• [EXERCISE REQUIREMENTS] Tally how many lines of these entries hold the string "très". Return the number alone.

• [DATA ENTRIES]

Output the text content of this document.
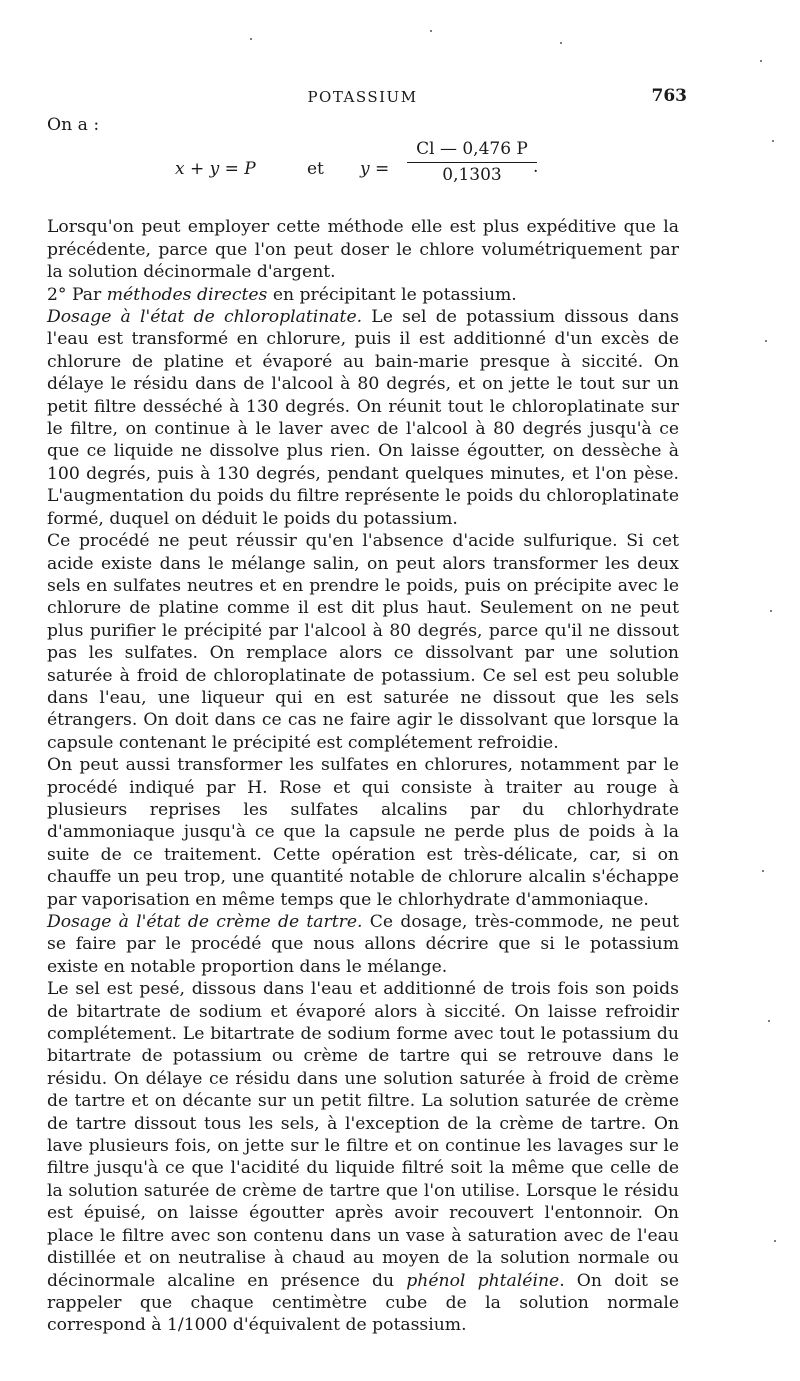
POTASSIUM	763

On a :

x + y = P	et $y = \frac{Cl — 0,476 P}{0,1303}$
.

Lorsqu'on peut employer cette méthode elle est plus expéditive que la précédente, parce que l'on peut doser le chlore volumétriquement par la solution décinormale d'argent.

2° Par méthodes directes en précipitant le potassium.

Dosage à l'état de chloroplatinate. Le sel de potassium dissous dans l'eau est transformé en chlorure, puis il est additionné d'un excès de chlorure de platine et évaporé au bain-marie presque à siccité. On délaye le résidu dans de l'alcool à 80 degrés, et on jette le tout sur un petit filtre desséché à 130 degrés. On réunit tout le chloroplatinate sur le filtre, on continue à le laver avec de l'alcool à 80 degrés jusqu'à ce que ce liquide ne dissolve plus rien. On laisse égoutter, on dessèche à 100 degrés, puis à 130 degrés, pendant quelques minutes, et l'on pèse. L'augmentation du poids du filtre représente le poids du chloroplatinate formé, duquel on déduit le poids du potassium.

Ce procédé ne peut réussir qu'en l'absence d'acide sulfurique. Si cet acide existe dans le mélange salin, on peut alors transformer les deux sels en sulfates neutres et en prendre le poids, puis on précipite avec le chlorure de platine comme il est dit plus haut. Seulement on ne peut plus purifier le précipité par l'alcool à 80 degrés, parce qu'il ne dissout pas les sulfates. On remplace alors ce dissolvant par une solution saturée à froid de chloroplatinate de potassium. Ce sel est peu soluble dans l'eau, une liqueur qui en est saturée ne dissout que les sels étrangers. On doit dans ce cas ne faire agir le dissolvant que lorsque la capsule contenant le précipité est complétement refroidie.

On peut aussi transformer les sulfates en chlorures, notamment par le procédé indiqué par H. Rose et qui consiste à traiter au rouge à plusieurs reprises les sulfates alcalins par du chlorhydrate d'ammoniaque jusqu'à ce que la capsule ne perde plus de poids à la suite de ce traitement. Cette opération est très-délicate, car, si on chauffe un peu trop, une quantité notable de chlorure alcalin s'échappe par vaporisation en même temps que le chlorhydrate d'ammoniaque.

Dosage à l'état de crème de tartre. Ce dosage, très-commode, ne peut se faire par le procédé que nous allons décrire que si le potassium existe en notable proportion dans le mélange.

Le sel est pesé, dissous dans l'eau et additionné de trois fois son poids de bitartrate de sodium et évaporé alors à siccité. On laisse refroidir complétement. Le bitartrate de sodium forme avec tout le potassium du bitartrate de potassium ou crème de tartre qui se retrouve dans le résidu. On délaye ce résidu dans une solution saturée à froid de crème de tartre et on décante sur un petit filtre. La solution saturée de crème de tartre dissout tous les sels, à l'exception de la crème de tartre. On lave plusieurs fois, on jette sur le filtre et on continue les lavages sur le filtre jusqu'à ce que l'acidité du liquide filtré soit la même que celle de la solution saturée de crème de tartre que l'on utilise. Lorsque le résidu est épuisé, on laisse égoutter après avoir recouvert l'entonnoir. On place le filtre avec son contenu dans un vase à saturation avec de l'eau distillée et on neutralise à chaud au moyen de la solution normale ou décinormale alcaline en présence du phénol phtaléine. On doit se rappeler que chaque centimètre cube de la solution normale correspond à 1/1000 d'équivalent de potassium.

• [THE COMPLETED TASK] 2